**TASK TO CARRY OUT**
Extract every line that includes the string "this".

Items from a figure collection:
-- begin --

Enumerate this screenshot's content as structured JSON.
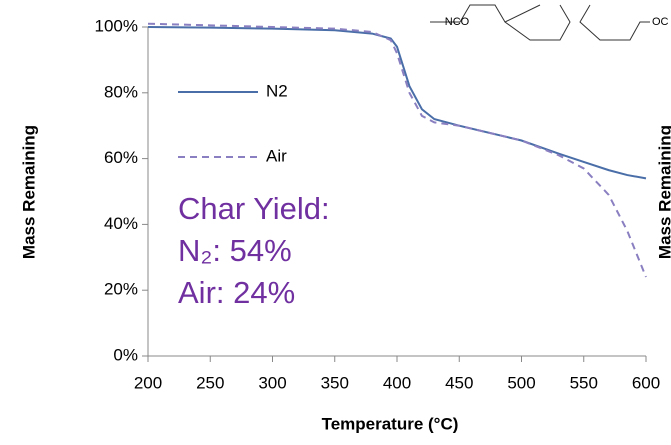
{
  "chart_data": {
    "type": "line",
    "xlabel": "Temperature (°C)",
    "ylabel": "Mass Remaining",
    "right_axis_label": "Mass Remaining",
    "structure_labels": [
      "NCO",
      "OC"
    ],
    "annotation": [
      "Char Yield:",
      "N₂: 54%",
      "Air:  24%"
    ],
    "x": [
      200,
      250,
      300,
      350,
      380,
      395,
      400,
      405,
      410,
      420,
      430,
      450,
      500,
      530,
      550,
      570,
      585,
      600
    ],
    "series": [
      {
        "name": "N2",
        "color": "#4a6ea8",
        "dash": false,
        "values": [
          100,
          99.8,
          99.5,
          99,
          98,
          96.5,
          94,
          88,
          82,
          75,
          72,
          70,
          65.5,
          61.5,
          59,
          56.5,
          55,
          54
        ]
      },
      {
        "name": "Air",
        "color": "#8a7fc0",
        "dash": true,
        "values": [
          101,
          100.5,
          100,
          99.5,
          98.5,
          96,
          92,
          86,
          80,
          73,
          71,
          70,
          65.5,
          61,
          57,
          49,
          38,
          24
        ]
      }
    ],
    "xlim": [
      200,
      600
    ],
    "xticks": [
      200,
      250,
      300,
      350,
      400,
      450,
      500,
      550,
      600
    ],
    "ylim": [
      0,
      100
    ],
    "yticks": [
      {
        "value": 0,
        "label": "0%"
      },
      {
        "value": 20,
        "label": "20%"
      },
      {
        "value": 40,
        "label": "40%"
      },
      {
        "value": 60,
        "label": "60%"
      },
      {
        "value": 80,
        "label": "80%"
      },
      {
        "value": 100,
        "label": "100%"
      }
    ],
    "grid": false,
    "legend": "upper left"
  }
}
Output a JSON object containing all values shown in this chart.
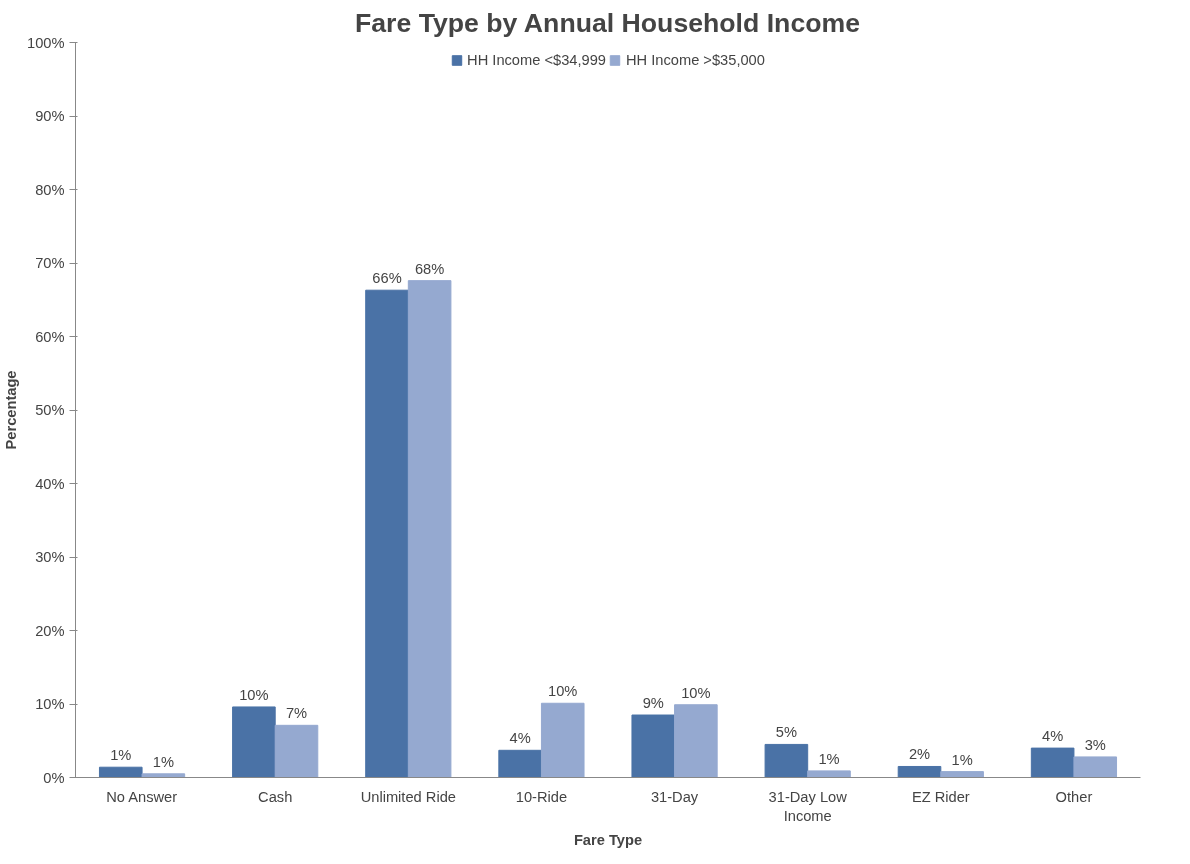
{
  "chart_data": {
    "type": "bar",
    "title": "Fare Type by Annual Household Income",
    "xlabel": "Fare Type",
    "ylabel": "Percentage",
    "categories": [
      "No Answer",
      "Cash",
      "Unlimited Ride",
      "10-Ride",
      "31-Day",
      "31-Day Low Income",
      "EZ Rider",
      "Other"
    ],
    "series": [
      {
        "name": "HH Income <$34,999",
        "color": "#4a72a6",
        "values": [
          1.4,
          9.6,
          66.3,
          3.7,
          8.5,
          4.5,
          1.5,
          4.0
        ],
        "value_labels": [
          "1%",
          "10%",
          "66%",
          "4%",
          "9%",
          "5%",
          "2%",
          "4%"
        ]
      },
      {
        "name": "HH Income >$35,000",
        "color": "#95a9d0",
        "values": [
          0.5,
          7.1,
          67.6,
          10.1,
          9.9,
          0.9,
          0.8,
          2.8
        ],
        "value_labels": [
          "1%",
          "7%",
          "68%",
          "10%",
          "10%",
          "1%",
          "1%",
          "3%"
        ]
      }
    ],
    "ylim": [
      0,
      100
    ],
    "yticks": [
      {
        "value": 0,
        "label": "0%"
      },
      {
        "value": 10,
        "label": "10%"
      },
      {
        "value": 20,
        "label": "20%"
      },
      {
        "value": 30,
        "label": "30%"
      },
      {
        "value": 40,
        "label": "40%"
      },
      {
        "value": 50,
        "label": "50%"
      },
      {
        "value": 60,
        "label": "60%"
      },
      {
        "value": 70,
        "label": "70%"
      },
      {
        "value": 80,
        "label": "80%"
      },
      {
        "value": 90,
        "label": "90%"
      },
      {
        "value": 100,
        "label": "100%"
      }
    ],
    "grid": false,
    "legend": "top"
  }
}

-- end --

**IN RESPONSE**
Enumerate this screenshot's content as structured JSON.
Output a JSON object containing all values shown in this chart.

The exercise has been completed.